** BEGIN DATA ENTRIES **
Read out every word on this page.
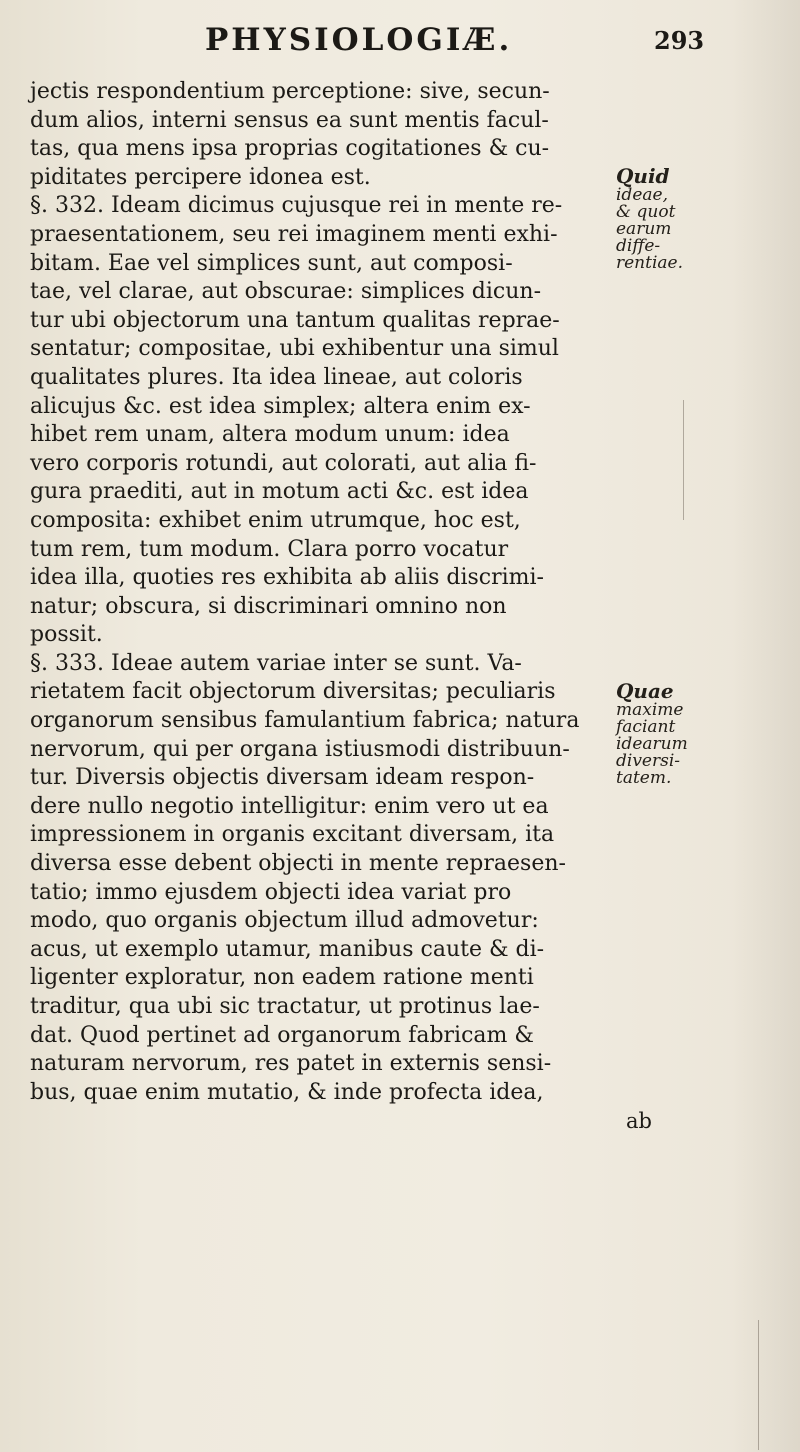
PHYSIOLOGIÆ.	293
jectis respondentium perceptione: sive, secun-
dum alios, interni sensus ea sunt mentis facul-
tas, qua mens ipsa proprias cogitationes & cu-
piditates percipere idonea est.
§. 332. Ideam dicimus cujusque rei in mente re-
praesentationem, seu rei imaginem menti exhi-
bitam. Eae vel simplices sunt, aut composi-
tae, vel clarae, aut obscurae: simplices dicun-
tur ubi objectorum una tantum qualitas reprae-
sentatur; compositae, ubi exhibentur una simul
qualitates plures. Ita idea lineae, aut coloris
alicujus &c. est idea simplex; altera enim ex-
hibet rem unam, altera modum unum: idea
vero corporis rotundi, aut colorati, aut alia fi-
gura praediti, aut in motum acti &c. est idea
composita: exhibet enim utrumque, hoc est,
tum rem, tum modum. Clara porro vocatur
idea illa, quoties res exhibita ab aliis discrimi-
natur; obscura, si discriminari omnino non
possit.
§. 333. Ideae autem variae inter se sunt. Va-
rietatem facit objectorum diversitas; peculiaris
organorum sensibus famulantium fabrica; natura
nervorum, qui per organa istiusmodi distribuun-
tur. Diversis objectis diversam ideam respon-
dere nullo negotio intelligitur: enim vero ut ea
impressionem in organis excitant diversam, ita
diversa esse debent objecti in mente repraesen-
tatio; immo ejusdem objecti idea variat pro
modo, quo organis objectum illud admovetur:
acus, ut exemplo utamur, manibus caute & di-
ligenter exploratur, non eadem ratione menti
traditur, qua ubi sic tractatur, ut protinus lae-
dat. Quod pertinet ad organorum fabricam &
naturam nervorum, res patet in externis sensi-
bus, quae enim mutatio, & inde profecta idea,
ab
Quid
ideae,
& quot
earum
diffe-
rentiae.
Quae
maxime
faciant
idearum
diversi-
tatem.
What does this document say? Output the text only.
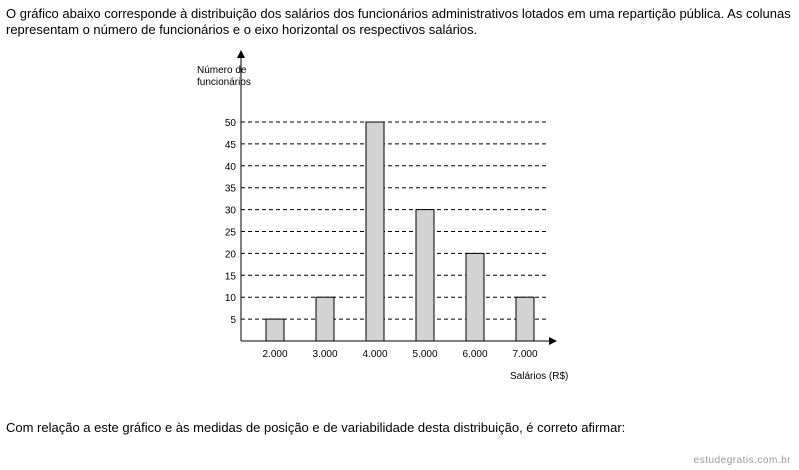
O gráfico abaixo corresponde à distribuição dos salários dos funcionários administrativos lotados em uma repartição pública. As colunas representam o número de funcionários e o eixo horizontal os respectivos salários.

5
10
15
20
25
30
35
40
45
50
2.000 3.000 4.000 5.000 6.000 7.000
Número de
funcionários
Salários (R$)

Com relação a este gráfico e às medidas de posição e de variabilidade desta distribuição, é correto afirmar:

estudegratis.com.br
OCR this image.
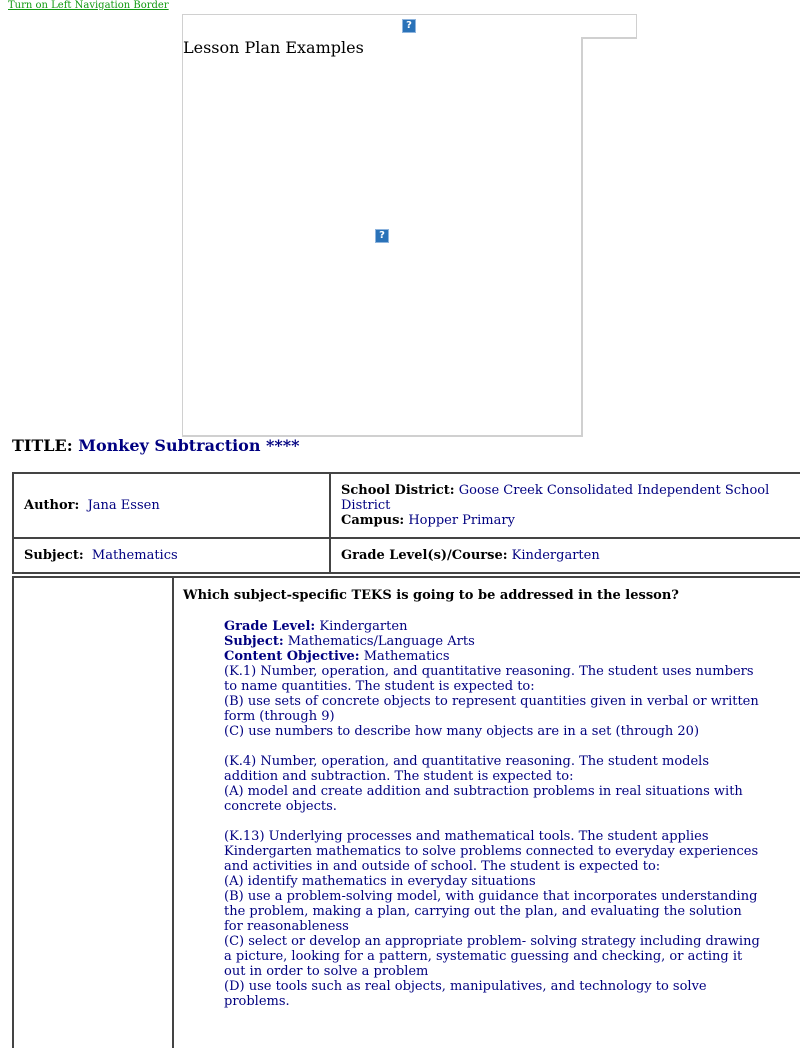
Turn on Left Navigation Border
?
Lesson Plan Examples
?
TITLE: Monkey Subtraction ****
Author: Jana Essen	School District: Goose Creek Consolidated Independent School District
Campus: Hopper Primary
Subject: Mathematics	Grade Level(s)/Course: Kindergarten

Which subject-specific TEKS is going to be addressed in the lesson?

Grade Level: Kindergarten

Subject: Mathematics/Language Arts

Content Objective: Mathematics

(K.1) Number, operation, and quantitative reasoning. The student uses numbers to name quantities. The student is expected to:

(B) use sets of concrete objects to represent quantities given in verbal or written form (through 9)

(C) use numbers to describe how many objects are in a set (through 20)

(K.4) Number, operation, and quantitative reasoning. The student models addition and subtraction. The student is expected to:

(A) model and create addition and subtraction problems in real situations with concrete objects.

(K.13) Underlying processes and mathematical tools. The student applies Kindergarten mathematics to solve problems connected to everyday experiences and activities in and outside of school. The student is expected to:

(A) identify mathematics in everyday situations

(B) use a problem-solving model, with guidance that incorporates understanding the problem, making a plan, carrying out the plan, and evaluating the solution for reasonableness

(C) select or develop an appropriate problem- solving strategy including drawing a picture, looking for a pattern, systematic guessing and checking, or acting it out in order to solve a problem

(D) use tools such as real objects, manipulatives, and technology to solve problems.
** END DATA ENTRIES **
Look through the entries above. Extract each line with the word "funcionários".

RESPONSE TO THE TASK:
O gráfico abaixo corresponde à distribuição dos salários dos funcionários administrativos lotados em uma repartição pública. As colunas representam o número de funcionários e o eixo horizontal os respectivos salários.
funcionários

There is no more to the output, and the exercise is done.